» What is needed
Write out the listing exactly as it is given.

» Data for this exercise
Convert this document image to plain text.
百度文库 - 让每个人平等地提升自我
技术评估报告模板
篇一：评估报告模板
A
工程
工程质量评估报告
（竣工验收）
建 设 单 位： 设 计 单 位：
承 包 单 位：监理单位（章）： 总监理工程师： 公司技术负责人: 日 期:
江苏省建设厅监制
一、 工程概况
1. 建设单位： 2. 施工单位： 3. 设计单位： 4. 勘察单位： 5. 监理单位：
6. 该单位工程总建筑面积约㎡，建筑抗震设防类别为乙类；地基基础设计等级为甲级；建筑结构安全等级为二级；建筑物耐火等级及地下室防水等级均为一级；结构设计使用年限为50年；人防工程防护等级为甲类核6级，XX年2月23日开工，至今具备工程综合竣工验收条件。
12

» Problem solution
Convert this document image to plain text.
百度文库 - 让每个人平等地提升自我
技术评估报告模板
篇一：评估报告模板
A
工程
工程质量评估报告
（竣工验收）
建 设 单 位： 设 计 单 位：
承 包 单 位：监理单位（章）： 总监理工程师： 公司技术负责人: 日 期:
江苏省建设厅监制
一、 工程概况
1. 建设单位： 2. 施工单位： 3. 设计单位： 4. 勘察单位： 5. 监理单位：
6. 该单位工程总建筑面积约㎡，建筑抗震设防类别为乙类；地基基础设计等级为甲级；建筑结构安全等级为二级；建筑物耐火等级及地下室防水等级均为一级；结构设计使用年限为50年；人防工程防护等级为甲类核6级，XX年2月23日开工，至今具备工程综合竣工验收条件。
12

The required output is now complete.